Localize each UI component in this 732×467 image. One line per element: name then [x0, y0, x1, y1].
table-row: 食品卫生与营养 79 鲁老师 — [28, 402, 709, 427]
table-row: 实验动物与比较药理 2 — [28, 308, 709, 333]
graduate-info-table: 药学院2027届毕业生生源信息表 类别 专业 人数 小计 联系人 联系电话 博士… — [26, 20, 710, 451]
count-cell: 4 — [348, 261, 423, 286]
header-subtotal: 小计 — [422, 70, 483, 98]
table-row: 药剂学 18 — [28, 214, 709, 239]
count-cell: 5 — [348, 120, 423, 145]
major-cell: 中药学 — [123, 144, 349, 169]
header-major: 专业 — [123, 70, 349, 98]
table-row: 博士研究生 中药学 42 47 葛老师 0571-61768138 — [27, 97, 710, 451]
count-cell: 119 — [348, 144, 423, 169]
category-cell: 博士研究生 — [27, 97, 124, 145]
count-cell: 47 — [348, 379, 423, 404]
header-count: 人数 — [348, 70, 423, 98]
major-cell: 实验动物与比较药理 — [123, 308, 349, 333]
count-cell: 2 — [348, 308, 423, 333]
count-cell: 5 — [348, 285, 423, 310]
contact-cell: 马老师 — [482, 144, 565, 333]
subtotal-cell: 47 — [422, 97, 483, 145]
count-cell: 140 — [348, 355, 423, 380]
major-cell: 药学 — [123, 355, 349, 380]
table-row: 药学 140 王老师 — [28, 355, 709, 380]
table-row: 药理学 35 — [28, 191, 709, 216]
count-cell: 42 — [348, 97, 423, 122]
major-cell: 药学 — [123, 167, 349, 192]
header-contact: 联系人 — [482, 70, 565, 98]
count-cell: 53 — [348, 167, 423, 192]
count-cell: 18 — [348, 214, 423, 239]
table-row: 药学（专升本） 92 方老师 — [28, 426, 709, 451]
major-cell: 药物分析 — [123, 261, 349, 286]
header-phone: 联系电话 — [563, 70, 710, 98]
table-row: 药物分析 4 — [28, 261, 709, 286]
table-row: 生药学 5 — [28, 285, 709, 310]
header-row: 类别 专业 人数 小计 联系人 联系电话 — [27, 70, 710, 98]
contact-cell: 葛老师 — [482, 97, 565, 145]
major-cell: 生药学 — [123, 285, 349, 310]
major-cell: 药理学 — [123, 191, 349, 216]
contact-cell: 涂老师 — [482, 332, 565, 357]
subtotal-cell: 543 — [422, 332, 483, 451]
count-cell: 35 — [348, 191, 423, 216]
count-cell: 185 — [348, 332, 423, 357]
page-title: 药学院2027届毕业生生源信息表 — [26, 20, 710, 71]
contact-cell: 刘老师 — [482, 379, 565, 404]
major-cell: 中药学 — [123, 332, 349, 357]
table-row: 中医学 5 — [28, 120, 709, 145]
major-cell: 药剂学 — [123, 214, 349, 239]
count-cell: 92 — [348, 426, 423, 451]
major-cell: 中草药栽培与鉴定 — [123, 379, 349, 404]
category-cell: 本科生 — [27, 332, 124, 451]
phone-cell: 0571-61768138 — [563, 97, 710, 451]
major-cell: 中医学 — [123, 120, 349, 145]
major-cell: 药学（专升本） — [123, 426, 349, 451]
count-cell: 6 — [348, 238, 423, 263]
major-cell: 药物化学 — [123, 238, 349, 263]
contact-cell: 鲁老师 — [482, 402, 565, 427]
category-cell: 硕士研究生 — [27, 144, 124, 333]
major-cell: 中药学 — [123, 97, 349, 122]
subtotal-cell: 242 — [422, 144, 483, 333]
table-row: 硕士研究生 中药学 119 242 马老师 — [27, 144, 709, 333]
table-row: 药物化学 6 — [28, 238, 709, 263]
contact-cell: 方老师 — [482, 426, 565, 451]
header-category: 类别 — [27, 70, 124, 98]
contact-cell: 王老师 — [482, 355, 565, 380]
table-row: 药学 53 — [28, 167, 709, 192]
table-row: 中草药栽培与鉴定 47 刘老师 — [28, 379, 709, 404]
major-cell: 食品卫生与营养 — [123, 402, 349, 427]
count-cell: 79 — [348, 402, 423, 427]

..............................

#### Petunjuk Tugas
Tulis ulang baris-baris catatan di atas tanpa mengubah apa pun. Mulailah dari baris pertama catatan dan berhentilah setelah baris yang memuat "table-row: 生药学 5 — [28, 285, 709, 310]", dengan baris itu ikut disertakan.

#### Jawaban Benar
Localize each UI component in this 732×467 image. One line per element: name then [x0, y0, x1, y1].
table-row: 食品卫生与营养 79 鲁老师 — [28, 402, 709, 427]
table-row: 实验动物与比较药理 2 — [28, 308, 709, 333]
graduate-info-table: 药学院2027届毕业生生源信息表 类别 专业 人数 小计 联系人 联系电话 博士… — [26, 20, 710, 451]
count-cell: 4 — [348, 261, 423, 286]
header-subtotal: 小计 — [422, 70, 483, 98]
table-row: 药剂学 18 — [28, 214, 709, 239]
count-cell: 5 — [348, 120, 423, 145]
major-cell: 中药学 — [123, 144, 349, 169]
header-major: 专业 — [123, 70, 349, 98]
table-row: 博士研究生 中药学 42 47 葛老师 0571-61768138 — [27, 97, 710, 451]
count-cell: 119 — [348, 144, 423, 169]
category-cell: 博士研究生 — [27, 97, 124, 145]
count-cell: 47 — [348, 379, 423, 404]
header-count: 人数 — [348, 70, 423, 98]
major-cell: 实验动物与比较药理 — [123, 308, 349, 333]
count-cell: 2 — [348, 308, 423, 333]
count-cell: 5 — [348, 285, 423, 310]
contact-cell: 马老师 — [482, 144, 565, 333]
subtotal-cell: 47 — [422, 97, 483, 145]
count-cell: 140 — [348, 355, 423, 380]
major-cell: 药学 — [123, 355, 349, 380]
table-row: 药学 140 王老师 — [28, 355, 709, 380]
table-row: 药理学 35 — [28, 191, 709, 216]
count-cell: 42 — [348, 97, 423, 122]
major-cell: 药学 — [123, 167, 349, 192]
header-contact: 联系人 — [482, 70, 565, 98]
count-cell: 53 — [348, 167, 423, 192]
count-cell: 18 — [348, 214, 423, 239]
table-row: 药学（专升本） 92 方老师 — [28, 426, 709, 451]
major-cell: 药物分析 — [123, 261, 349, 286]
header-phone: 联系电话 — [563, 70, 710, 98]
table-row: 药物分析 4 — [28, 261, 709, 286]
table-row: 生药学 5 — [28, 285, 709, 310]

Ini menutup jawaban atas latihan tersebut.